Saved entries

============

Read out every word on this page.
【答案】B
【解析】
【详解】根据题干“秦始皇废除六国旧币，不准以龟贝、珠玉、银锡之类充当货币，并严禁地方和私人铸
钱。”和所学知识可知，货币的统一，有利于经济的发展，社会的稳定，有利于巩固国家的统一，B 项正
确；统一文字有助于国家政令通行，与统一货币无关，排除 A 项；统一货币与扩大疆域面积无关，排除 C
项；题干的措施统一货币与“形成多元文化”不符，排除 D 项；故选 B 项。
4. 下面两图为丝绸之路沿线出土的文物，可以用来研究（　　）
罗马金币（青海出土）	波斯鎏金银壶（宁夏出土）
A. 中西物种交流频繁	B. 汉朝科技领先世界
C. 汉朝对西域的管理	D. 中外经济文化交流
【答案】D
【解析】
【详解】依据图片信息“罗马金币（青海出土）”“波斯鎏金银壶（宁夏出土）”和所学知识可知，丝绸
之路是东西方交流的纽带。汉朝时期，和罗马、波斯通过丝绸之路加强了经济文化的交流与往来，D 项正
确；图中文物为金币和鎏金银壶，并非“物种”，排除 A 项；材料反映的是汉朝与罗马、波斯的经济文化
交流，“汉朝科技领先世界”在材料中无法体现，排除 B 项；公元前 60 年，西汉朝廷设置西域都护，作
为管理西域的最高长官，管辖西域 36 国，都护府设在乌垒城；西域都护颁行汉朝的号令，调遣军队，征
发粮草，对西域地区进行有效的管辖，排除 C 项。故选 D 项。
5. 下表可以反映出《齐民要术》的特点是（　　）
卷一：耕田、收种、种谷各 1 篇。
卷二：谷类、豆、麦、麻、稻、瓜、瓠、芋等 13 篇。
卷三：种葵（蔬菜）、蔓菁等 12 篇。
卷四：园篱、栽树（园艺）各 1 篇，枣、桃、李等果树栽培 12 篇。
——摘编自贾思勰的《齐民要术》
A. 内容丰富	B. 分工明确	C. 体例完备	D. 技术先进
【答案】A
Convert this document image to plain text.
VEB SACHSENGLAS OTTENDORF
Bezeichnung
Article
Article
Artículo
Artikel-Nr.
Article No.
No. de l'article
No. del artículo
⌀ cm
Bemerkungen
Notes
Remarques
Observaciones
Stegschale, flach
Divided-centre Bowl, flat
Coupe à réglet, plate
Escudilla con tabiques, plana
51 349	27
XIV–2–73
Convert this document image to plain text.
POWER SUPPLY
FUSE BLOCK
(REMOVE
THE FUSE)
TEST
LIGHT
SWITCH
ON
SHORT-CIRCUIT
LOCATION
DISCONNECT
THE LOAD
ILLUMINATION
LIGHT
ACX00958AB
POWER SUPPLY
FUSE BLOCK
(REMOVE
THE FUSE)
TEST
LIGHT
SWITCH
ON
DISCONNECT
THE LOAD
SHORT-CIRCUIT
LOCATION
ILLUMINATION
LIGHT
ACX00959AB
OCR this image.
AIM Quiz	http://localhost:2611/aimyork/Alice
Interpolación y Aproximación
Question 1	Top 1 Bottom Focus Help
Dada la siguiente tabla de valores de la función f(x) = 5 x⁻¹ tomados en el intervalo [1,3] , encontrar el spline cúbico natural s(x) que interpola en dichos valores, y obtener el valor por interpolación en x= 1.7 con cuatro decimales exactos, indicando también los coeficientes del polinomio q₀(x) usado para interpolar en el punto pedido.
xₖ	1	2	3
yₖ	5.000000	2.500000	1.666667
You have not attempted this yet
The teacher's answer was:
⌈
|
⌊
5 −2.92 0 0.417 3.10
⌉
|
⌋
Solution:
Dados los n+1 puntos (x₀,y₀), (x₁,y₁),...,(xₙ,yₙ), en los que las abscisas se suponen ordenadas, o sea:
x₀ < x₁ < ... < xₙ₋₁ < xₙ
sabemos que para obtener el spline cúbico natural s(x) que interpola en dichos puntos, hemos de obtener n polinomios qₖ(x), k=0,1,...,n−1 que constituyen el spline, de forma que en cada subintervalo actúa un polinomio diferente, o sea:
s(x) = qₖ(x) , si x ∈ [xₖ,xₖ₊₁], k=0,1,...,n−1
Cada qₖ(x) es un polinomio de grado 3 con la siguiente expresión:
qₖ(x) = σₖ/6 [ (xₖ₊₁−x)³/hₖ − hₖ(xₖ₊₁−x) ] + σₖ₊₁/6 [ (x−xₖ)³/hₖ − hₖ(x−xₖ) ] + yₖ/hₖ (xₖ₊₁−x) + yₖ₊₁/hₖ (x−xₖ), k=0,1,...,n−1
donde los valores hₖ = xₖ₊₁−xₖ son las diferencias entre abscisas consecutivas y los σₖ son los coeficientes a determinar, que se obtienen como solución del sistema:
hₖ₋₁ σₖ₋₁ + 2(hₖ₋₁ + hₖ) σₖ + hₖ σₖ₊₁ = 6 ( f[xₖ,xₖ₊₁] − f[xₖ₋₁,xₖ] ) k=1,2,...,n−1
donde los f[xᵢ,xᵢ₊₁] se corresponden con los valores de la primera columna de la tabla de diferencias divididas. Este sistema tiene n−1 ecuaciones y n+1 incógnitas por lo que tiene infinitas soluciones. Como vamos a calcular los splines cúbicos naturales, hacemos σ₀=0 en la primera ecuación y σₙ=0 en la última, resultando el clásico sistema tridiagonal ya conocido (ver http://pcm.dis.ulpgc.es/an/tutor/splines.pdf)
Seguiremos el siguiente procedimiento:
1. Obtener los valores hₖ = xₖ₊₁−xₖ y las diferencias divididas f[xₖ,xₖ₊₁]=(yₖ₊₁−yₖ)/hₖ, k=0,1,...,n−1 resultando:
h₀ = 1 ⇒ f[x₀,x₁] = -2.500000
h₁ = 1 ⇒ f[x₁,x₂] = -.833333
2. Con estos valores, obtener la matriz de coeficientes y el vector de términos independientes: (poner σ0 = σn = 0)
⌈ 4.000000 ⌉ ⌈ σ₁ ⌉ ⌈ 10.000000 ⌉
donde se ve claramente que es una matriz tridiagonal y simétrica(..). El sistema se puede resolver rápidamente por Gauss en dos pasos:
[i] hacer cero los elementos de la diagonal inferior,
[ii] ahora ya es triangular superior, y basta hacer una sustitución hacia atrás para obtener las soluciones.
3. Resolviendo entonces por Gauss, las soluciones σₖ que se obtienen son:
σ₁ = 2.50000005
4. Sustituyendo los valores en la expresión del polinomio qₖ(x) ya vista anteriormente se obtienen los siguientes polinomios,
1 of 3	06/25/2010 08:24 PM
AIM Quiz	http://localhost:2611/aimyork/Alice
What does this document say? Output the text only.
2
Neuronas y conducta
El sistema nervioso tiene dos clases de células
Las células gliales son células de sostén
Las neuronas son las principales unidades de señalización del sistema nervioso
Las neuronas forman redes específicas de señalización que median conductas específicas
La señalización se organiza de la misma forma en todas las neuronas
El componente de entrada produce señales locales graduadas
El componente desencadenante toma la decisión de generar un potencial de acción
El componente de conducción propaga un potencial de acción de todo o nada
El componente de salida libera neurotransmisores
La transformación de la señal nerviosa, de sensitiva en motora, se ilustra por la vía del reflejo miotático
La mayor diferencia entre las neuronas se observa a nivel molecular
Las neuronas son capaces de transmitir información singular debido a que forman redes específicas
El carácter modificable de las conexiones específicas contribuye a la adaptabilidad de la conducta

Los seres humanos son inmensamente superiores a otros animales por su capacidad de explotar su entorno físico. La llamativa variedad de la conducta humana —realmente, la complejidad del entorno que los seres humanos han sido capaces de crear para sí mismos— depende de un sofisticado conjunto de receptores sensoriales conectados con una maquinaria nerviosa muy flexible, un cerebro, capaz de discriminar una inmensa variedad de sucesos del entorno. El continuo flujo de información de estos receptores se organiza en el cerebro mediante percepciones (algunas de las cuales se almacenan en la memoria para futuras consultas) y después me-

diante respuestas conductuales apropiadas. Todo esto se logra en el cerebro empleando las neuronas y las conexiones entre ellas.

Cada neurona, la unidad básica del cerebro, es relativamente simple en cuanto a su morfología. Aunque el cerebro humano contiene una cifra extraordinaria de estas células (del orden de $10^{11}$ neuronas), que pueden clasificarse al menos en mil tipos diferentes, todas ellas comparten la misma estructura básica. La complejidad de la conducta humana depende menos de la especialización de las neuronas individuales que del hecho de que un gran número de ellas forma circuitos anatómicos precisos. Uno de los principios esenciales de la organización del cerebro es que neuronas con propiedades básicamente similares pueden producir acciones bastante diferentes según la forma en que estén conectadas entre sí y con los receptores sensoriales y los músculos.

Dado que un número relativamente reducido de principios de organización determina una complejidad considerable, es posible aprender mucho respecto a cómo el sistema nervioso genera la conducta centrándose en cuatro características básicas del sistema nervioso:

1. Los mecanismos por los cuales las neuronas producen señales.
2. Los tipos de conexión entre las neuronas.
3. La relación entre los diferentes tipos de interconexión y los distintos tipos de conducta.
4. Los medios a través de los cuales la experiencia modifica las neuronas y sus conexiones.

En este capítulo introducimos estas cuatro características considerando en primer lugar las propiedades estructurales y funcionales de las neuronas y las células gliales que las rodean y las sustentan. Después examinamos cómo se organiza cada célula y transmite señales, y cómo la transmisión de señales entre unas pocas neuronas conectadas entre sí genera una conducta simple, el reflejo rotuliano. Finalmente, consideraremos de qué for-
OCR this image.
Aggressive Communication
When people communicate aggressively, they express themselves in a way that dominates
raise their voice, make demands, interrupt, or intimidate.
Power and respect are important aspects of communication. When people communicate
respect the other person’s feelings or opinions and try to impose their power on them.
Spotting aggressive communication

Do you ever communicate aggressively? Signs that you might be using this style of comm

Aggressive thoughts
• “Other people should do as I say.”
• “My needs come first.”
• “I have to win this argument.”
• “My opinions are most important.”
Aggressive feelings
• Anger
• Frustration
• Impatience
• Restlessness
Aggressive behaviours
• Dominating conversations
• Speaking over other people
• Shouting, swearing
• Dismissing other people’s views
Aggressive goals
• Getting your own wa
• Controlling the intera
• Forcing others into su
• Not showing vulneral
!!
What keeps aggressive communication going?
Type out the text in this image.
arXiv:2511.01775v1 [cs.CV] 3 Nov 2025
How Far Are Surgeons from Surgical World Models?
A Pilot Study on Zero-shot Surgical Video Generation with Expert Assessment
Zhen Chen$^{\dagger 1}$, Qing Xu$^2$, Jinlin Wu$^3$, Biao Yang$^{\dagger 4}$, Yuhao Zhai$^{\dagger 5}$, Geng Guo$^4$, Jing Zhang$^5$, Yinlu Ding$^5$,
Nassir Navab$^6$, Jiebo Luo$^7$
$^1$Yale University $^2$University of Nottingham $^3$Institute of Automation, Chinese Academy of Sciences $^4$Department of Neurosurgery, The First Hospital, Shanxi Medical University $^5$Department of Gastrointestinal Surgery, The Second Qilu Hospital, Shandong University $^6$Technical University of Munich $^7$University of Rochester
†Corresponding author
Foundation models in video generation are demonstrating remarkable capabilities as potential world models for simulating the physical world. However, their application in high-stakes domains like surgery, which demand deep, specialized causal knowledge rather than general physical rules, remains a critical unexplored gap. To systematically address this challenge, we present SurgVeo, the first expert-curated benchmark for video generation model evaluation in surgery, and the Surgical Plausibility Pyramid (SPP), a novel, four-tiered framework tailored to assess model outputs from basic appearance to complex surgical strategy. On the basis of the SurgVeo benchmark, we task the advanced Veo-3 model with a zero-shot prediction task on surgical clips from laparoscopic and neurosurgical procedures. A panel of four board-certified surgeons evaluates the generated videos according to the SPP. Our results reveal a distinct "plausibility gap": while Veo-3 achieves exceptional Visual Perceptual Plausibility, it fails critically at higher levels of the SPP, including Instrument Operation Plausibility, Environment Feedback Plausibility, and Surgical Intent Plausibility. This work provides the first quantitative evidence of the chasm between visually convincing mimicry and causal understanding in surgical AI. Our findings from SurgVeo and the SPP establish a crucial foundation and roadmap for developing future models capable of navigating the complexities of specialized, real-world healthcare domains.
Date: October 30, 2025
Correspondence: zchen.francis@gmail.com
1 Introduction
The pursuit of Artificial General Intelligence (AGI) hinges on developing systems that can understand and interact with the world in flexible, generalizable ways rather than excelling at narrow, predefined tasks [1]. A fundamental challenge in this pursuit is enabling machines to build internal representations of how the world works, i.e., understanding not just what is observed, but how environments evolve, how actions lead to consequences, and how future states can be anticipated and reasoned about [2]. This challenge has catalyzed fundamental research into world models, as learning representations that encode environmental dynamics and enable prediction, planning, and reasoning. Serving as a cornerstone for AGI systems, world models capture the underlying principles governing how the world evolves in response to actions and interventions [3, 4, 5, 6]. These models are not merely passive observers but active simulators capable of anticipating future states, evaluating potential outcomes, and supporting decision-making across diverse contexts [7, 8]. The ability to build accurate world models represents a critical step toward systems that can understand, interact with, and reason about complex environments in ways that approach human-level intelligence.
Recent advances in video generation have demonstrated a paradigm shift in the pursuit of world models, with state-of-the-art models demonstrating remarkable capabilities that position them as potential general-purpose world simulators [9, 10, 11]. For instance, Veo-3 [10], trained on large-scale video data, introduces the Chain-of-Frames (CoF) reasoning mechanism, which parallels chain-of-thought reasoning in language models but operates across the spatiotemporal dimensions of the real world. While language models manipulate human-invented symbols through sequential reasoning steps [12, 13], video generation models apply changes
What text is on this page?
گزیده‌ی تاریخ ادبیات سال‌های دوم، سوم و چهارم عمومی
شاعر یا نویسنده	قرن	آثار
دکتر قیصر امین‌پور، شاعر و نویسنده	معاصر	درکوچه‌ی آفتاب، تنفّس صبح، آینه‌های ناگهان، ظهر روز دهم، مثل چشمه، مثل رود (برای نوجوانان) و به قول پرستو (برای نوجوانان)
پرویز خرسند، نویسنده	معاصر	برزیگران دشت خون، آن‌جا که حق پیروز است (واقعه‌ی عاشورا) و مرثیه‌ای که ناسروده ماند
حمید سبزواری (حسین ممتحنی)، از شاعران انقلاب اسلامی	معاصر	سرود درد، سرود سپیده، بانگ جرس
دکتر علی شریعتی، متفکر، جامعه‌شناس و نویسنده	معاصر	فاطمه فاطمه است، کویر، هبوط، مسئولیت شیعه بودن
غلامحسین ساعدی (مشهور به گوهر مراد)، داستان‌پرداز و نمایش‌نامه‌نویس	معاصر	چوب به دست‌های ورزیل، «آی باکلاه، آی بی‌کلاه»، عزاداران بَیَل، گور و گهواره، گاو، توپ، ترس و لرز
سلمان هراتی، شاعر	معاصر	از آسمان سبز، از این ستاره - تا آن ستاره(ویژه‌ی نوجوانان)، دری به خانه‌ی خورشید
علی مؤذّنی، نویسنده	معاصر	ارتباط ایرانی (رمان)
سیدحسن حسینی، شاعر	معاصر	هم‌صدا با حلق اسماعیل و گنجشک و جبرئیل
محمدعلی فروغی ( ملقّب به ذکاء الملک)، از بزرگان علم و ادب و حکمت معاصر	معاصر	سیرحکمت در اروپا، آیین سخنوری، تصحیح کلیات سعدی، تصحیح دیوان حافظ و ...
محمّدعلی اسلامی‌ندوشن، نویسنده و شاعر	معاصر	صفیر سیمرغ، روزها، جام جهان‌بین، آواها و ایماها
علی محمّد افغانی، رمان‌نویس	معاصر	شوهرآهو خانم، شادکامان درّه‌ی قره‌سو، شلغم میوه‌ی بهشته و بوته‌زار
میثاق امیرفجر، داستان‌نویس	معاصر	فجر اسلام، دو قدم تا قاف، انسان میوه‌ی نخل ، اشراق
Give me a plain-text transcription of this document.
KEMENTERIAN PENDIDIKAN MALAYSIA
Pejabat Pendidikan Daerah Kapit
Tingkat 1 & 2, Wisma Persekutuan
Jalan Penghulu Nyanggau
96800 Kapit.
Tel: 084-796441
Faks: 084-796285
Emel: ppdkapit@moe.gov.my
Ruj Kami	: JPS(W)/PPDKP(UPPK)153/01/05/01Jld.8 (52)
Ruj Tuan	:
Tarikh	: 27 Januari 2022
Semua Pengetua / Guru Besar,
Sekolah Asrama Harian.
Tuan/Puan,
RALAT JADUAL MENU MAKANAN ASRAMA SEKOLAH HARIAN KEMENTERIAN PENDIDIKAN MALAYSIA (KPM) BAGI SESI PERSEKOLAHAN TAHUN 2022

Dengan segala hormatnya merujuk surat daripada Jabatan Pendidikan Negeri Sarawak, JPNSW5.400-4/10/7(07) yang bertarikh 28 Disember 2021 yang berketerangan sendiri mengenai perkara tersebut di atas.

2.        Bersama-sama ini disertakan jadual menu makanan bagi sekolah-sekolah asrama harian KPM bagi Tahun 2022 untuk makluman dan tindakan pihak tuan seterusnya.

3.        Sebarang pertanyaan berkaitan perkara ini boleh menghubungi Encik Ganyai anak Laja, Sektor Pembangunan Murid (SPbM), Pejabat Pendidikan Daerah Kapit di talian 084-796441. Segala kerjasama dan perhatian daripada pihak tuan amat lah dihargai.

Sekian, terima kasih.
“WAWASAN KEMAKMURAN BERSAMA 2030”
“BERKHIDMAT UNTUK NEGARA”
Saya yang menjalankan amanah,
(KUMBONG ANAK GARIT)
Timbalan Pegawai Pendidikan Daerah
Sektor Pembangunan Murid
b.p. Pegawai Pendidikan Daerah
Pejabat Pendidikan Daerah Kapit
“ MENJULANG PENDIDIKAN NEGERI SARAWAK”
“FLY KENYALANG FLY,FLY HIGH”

============

▶ **Written instruction**: In the material above, how many lines hold the word "polinomios"? Say only the number.

▶ **Task output**: 2